# Extracted records:
------------------------

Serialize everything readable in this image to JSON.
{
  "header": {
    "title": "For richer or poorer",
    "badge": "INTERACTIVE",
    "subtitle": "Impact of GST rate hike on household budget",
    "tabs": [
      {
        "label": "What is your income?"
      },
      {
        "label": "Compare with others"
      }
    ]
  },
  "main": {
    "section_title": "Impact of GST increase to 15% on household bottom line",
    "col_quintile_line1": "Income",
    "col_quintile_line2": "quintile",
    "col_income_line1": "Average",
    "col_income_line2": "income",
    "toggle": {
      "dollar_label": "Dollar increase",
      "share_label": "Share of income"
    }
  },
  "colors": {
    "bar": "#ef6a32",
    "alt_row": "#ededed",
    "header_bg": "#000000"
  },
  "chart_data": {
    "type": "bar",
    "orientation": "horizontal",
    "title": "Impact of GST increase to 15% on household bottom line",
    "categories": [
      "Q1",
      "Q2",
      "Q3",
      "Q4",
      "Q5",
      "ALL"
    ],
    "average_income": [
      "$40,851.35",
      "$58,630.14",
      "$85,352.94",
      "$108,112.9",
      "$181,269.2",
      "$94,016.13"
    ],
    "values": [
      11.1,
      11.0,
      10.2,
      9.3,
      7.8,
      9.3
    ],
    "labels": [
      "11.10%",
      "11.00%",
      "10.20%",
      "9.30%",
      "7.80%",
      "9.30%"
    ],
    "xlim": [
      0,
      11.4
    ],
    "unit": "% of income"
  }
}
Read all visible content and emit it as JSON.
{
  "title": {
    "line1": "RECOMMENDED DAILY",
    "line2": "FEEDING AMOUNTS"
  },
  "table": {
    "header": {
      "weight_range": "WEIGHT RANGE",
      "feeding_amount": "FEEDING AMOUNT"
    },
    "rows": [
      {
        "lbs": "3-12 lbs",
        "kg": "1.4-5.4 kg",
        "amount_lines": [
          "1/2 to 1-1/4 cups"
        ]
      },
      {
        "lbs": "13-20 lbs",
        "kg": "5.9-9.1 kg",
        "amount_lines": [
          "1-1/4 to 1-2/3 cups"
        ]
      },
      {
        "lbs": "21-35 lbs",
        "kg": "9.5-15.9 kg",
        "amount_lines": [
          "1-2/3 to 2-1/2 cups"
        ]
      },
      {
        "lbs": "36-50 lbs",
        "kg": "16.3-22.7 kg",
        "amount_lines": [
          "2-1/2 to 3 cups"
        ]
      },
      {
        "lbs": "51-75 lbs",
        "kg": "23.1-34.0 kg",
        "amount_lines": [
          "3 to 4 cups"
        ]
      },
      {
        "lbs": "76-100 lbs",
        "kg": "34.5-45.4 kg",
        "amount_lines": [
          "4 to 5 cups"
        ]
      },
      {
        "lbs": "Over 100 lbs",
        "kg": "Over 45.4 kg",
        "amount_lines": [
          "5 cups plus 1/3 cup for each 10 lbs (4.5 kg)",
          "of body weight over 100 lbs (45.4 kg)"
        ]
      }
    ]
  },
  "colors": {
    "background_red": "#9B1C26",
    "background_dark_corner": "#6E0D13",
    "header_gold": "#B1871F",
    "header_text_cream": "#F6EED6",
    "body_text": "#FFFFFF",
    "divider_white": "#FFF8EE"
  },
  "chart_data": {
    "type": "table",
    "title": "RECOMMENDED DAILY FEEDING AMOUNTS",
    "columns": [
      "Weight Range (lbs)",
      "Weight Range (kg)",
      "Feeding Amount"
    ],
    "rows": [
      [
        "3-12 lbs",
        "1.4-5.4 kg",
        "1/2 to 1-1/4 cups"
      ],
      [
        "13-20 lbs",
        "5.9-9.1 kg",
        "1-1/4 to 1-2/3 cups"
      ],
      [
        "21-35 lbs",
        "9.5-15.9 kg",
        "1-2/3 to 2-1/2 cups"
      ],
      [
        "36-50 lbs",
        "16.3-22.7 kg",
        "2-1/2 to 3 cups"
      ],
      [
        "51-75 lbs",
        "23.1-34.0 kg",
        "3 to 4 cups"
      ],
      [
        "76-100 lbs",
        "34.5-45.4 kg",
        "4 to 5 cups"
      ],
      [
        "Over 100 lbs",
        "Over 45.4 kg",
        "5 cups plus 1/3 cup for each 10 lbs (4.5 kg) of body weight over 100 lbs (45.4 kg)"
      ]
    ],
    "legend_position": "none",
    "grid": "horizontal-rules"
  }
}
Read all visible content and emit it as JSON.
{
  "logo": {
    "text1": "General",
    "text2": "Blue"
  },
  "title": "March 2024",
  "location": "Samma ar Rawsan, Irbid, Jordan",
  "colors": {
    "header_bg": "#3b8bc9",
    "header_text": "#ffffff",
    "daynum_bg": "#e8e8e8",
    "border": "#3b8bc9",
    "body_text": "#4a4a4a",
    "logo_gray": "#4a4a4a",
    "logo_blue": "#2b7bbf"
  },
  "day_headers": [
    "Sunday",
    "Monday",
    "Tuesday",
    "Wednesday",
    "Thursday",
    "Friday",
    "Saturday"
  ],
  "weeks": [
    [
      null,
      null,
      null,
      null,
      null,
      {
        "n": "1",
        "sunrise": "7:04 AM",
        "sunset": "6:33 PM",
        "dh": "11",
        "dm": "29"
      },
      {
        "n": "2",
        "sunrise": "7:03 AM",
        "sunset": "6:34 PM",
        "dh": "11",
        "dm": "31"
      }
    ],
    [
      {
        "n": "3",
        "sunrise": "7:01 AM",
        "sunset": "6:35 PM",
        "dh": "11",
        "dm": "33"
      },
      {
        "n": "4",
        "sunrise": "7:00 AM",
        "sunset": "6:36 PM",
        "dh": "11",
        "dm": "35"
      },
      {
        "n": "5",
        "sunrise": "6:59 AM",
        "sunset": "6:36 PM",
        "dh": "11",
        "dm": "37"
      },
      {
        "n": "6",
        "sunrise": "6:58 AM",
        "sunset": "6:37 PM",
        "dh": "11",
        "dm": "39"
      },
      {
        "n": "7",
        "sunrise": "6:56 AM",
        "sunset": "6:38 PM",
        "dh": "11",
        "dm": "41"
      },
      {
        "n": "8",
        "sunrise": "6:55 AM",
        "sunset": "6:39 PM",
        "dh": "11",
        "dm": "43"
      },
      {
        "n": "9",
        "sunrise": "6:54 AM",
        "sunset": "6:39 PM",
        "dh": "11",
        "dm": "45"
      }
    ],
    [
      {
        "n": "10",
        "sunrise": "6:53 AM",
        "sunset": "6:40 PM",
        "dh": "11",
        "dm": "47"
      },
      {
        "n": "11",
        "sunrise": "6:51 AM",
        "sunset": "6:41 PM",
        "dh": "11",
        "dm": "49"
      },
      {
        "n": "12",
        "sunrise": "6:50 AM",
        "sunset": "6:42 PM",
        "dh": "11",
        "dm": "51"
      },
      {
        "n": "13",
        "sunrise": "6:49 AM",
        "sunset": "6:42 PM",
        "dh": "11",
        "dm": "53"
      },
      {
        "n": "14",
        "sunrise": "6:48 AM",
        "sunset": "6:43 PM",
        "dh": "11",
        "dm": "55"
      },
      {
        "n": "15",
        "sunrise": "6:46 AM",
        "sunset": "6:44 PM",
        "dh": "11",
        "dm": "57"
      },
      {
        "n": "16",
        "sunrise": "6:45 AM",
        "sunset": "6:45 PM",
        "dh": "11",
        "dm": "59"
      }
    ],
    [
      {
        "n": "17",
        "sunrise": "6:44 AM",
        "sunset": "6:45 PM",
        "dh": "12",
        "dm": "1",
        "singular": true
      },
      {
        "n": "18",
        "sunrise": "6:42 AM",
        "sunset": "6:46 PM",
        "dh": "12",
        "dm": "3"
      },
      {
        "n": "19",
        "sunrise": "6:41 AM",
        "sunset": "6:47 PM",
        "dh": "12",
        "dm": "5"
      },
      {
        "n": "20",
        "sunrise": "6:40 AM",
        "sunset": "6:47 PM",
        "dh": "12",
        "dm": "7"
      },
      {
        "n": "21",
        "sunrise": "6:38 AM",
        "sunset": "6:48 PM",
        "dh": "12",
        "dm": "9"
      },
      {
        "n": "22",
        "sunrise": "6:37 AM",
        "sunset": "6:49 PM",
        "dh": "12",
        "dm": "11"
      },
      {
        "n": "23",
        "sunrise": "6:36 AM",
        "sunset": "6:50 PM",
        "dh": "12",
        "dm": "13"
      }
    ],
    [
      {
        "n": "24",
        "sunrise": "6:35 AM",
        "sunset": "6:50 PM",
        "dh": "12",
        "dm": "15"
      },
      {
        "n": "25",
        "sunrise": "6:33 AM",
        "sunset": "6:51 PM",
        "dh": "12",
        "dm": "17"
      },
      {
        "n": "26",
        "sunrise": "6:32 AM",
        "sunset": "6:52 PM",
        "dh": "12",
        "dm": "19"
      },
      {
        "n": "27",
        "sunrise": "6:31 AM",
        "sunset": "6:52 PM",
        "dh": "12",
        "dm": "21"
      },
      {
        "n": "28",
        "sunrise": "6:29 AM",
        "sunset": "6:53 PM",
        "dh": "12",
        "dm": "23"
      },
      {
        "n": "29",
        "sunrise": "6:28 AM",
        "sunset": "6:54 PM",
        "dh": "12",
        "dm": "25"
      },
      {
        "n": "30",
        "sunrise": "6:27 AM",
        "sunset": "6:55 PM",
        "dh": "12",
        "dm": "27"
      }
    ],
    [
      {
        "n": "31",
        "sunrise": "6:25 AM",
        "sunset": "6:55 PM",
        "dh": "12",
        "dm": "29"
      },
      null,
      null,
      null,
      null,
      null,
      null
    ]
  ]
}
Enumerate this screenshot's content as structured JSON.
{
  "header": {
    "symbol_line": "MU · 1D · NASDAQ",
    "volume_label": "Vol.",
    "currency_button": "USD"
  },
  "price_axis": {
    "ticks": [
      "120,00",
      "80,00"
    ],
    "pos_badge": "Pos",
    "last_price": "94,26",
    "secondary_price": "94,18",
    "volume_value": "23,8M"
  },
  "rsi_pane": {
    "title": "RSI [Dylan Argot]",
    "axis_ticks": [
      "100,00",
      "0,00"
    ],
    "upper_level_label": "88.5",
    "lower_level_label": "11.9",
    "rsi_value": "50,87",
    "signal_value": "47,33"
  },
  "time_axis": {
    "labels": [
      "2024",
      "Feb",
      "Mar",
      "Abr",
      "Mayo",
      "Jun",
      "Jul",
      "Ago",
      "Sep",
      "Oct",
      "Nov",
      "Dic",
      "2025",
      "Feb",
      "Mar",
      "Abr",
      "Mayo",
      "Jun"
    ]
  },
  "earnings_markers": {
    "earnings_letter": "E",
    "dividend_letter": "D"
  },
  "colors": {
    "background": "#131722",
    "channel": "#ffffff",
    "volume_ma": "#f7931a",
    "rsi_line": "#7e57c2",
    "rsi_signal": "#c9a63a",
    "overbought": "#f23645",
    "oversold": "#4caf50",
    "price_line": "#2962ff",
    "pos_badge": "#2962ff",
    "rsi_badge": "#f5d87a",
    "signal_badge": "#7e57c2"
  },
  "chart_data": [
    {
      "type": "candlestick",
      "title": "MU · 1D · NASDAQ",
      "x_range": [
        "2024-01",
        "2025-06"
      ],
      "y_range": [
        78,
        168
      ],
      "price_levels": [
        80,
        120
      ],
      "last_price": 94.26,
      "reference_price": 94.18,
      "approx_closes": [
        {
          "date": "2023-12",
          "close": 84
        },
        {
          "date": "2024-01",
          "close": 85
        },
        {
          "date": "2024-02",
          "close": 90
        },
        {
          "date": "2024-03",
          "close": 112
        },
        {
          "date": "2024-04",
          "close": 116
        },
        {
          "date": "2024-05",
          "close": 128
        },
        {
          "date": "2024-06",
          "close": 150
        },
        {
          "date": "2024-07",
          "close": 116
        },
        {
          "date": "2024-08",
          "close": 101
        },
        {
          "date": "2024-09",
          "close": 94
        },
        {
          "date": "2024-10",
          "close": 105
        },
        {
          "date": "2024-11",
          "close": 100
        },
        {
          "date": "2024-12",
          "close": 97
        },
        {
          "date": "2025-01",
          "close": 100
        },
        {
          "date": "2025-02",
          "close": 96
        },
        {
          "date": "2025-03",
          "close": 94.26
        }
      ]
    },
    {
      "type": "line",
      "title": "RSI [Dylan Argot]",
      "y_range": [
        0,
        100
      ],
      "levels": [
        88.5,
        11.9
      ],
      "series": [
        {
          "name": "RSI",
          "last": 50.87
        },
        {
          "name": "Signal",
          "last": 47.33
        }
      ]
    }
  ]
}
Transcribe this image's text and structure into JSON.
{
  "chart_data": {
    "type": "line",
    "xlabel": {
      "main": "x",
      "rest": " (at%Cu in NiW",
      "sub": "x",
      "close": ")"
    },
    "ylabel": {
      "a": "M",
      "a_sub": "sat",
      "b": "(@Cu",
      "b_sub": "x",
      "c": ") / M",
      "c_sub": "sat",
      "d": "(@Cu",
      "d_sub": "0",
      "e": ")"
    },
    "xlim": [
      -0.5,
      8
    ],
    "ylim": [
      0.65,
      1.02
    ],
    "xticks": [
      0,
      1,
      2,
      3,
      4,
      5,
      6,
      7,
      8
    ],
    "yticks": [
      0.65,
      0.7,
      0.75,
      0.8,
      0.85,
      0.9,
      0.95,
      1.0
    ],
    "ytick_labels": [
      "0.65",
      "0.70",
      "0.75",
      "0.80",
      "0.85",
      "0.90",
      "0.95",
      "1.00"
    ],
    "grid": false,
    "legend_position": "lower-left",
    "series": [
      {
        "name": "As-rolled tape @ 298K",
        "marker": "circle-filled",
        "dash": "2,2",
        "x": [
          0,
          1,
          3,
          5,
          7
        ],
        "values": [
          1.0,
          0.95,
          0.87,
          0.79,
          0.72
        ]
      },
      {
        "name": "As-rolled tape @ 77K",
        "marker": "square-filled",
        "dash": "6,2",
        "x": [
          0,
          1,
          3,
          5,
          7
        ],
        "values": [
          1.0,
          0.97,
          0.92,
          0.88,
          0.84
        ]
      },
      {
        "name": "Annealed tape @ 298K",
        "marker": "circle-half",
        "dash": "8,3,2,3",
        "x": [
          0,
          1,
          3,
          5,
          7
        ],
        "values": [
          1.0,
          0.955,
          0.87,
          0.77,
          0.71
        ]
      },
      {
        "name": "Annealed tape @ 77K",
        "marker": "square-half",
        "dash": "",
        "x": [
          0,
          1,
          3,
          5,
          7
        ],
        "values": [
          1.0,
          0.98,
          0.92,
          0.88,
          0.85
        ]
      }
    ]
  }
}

------------------------

# STATED TASK:
Tally the lines of the data that contain the string "each" and report the total alone.

# TASK RESPONSE:
2